==== INFORMATION SUPPLIED ====

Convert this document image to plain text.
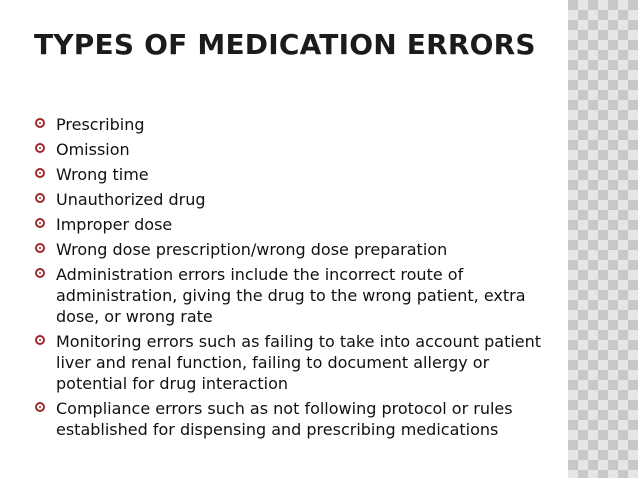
TYPES OF MEDICATION ERRORS
Prescribing
Omission
Wrong time
Unauthorized drug
Improper dose
Wrong dose prescription/wrong dose preparation
Administration errors include the incorrect route of administration, giving the drug to the wrong patient, extra dose, or wrong rate
Monitoring errors such as failing to take into account patient liver and renal function, failing to document allergy or potential for drug interaction
Compliance errors such as not following protocol or rules established for dispensing and prescribing medications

====

▶ SET TASK:
Repeat all of the records verbatim, leaving out the pictures.

▶ SOLUTION:
Convert this document image to plain text.
TYPES OF MEDICATION ERRORS
Prescribing
Omission
Wrong time
Unauthorized drug
Improper dose
Wrong dose prescription/wrong dose preparation
Administration errors include the incorrect route of administration, giving the drug to the wrong patient, extra dose, or wrong rate
Monitoring errors such as failing to take into account patient liver and renal function, failing to document allergy or potential for drug interaction
Compliance errors such as not following protocol or rules established for dispensing and prescribing medications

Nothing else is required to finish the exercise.